Set out each line from the following listing that includes the word "title".
# START OF WORKING DATA
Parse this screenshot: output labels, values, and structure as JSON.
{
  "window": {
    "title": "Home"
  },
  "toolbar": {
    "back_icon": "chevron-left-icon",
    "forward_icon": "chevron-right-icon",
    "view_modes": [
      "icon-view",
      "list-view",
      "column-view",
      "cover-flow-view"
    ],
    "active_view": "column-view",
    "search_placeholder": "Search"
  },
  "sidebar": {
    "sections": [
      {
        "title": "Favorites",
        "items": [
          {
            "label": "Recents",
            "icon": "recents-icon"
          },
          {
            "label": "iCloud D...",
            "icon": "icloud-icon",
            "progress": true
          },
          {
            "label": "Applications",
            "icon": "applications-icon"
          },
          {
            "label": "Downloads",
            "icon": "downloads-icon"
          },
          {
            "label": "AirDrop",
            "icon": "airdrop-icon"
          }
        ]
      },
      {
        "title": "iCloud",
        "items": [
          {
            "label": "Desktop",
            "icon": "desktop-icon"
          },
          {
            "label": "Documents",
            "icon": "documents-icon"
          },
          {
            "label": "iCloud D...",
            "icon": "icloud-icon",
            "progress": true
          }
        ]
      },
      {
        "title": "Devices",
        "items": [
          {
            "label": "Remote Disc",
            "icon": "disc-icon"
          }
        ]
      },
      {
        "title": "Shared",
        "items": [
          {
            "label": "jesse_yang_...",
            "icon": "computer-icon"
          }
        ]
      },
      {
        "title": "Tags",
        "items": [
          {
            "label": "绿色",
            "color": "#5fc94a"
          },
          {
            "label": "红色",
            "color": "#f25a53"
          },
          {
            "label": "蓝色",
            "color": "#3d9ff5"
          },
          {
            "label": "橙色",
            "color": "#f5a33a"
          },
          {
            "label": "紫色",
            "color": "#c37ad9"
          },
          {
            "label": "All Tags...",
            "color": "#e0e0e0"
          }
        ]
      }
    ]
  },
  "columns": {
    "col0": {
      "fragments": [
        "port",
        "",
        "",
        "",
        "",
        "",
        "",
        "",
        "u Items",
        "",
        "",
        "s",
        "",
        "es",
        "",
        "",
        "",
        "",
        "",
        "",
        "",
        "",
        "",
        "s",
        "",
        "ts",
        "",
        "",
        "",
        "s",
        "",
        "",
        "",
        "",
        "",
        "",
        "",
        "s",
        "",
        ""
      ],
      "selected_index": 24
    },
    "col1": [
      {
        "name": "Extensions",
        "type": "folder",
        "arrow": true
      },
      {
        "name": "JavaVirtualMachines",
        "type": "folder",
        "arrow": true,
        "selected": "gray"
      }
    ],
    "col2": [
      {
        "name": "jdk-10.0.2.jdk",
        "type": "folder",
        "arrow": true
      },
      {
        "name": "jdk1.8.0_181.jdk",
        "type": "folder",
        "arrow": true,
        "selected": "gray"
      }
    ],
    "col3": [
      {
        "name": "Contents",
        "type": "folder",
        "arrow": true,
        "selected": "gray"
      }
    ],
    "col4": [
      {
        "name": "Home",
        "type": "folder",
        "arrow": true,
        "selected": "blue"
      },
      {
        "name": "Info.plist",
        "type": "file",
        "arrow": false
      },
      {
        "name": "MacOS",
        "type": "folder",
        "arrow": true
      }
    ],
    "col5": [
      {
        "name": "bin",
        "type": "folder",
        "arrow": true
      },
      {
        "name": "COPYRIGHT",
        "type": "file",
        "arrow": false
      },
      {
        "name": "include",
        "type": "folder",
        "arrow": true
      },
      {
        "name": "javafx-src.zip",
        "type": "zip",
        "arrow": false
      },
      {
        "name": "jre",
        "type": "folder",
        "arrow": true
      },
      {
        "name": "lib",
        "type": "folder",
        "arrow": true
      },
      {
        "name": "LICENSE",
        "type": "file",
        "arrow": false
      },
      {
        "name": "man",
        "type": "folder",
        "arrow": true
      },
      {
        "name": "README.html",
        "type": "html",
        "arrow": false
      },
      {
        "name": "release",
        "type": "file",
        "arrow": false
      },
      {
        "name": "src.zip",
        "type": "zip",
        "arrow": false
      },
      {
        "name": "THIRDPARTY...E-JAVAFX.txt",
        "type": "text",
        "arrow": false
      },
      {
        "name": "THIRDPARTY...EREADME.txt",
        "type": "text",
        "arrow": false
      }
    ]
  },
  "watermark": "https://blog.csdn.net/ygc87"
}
# END OF WORKING DATA
- WRITTEN RESPONSE -
    "title": "Home"
        "title": "Favorites",
        "title": "iCloud",
        "title": "Devices",
        "title": "Shared",
        "title": "Tags",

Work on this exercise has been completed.